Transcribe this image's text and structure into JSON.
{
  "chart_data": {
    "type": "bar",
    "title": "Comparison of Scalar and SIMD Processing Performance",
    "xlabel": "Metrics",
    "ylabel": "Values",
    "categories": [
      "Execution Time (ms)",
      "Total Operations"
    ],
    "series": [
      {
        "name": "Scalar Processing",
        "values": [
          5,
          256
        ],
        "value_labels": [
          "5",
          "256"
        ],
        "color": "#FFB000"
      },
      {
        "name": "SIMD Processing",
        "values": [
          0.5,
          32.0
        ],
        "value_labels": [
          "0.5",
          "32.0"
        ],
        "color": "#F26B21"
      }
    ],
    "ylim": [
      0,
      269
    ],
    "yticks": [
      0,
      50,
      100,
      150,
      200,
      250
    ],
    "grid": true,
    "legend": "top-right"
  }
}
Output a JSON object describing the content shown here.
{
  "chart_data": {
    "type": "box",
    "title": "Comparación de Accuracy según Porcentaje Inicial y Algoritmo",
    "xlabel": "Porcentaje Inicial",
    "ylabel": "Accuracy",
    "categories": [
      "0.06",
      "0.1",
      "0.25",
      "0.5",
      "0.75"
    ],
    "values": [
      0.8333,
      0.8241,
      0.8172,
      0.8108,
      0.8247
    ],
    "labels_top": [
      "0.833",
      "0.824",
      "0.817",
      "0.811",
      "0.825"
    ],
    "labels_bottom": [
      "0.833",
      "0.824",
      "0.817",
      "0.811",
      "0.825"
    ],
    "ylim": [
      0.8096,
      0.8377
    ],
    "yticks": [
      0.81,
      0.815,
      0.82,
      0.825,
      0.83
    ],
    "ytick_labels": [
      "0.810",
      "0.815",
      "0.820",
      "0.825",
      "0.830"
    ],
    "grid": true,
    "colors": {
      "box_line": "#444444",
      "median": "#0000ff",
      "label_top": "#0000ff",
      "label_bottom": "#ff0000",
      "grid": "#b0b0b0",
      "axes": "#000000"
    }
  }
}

····················

Written task | Find out how many lines in the listing contain the string "Porcentaje". Give the number alone.

Expected output | 2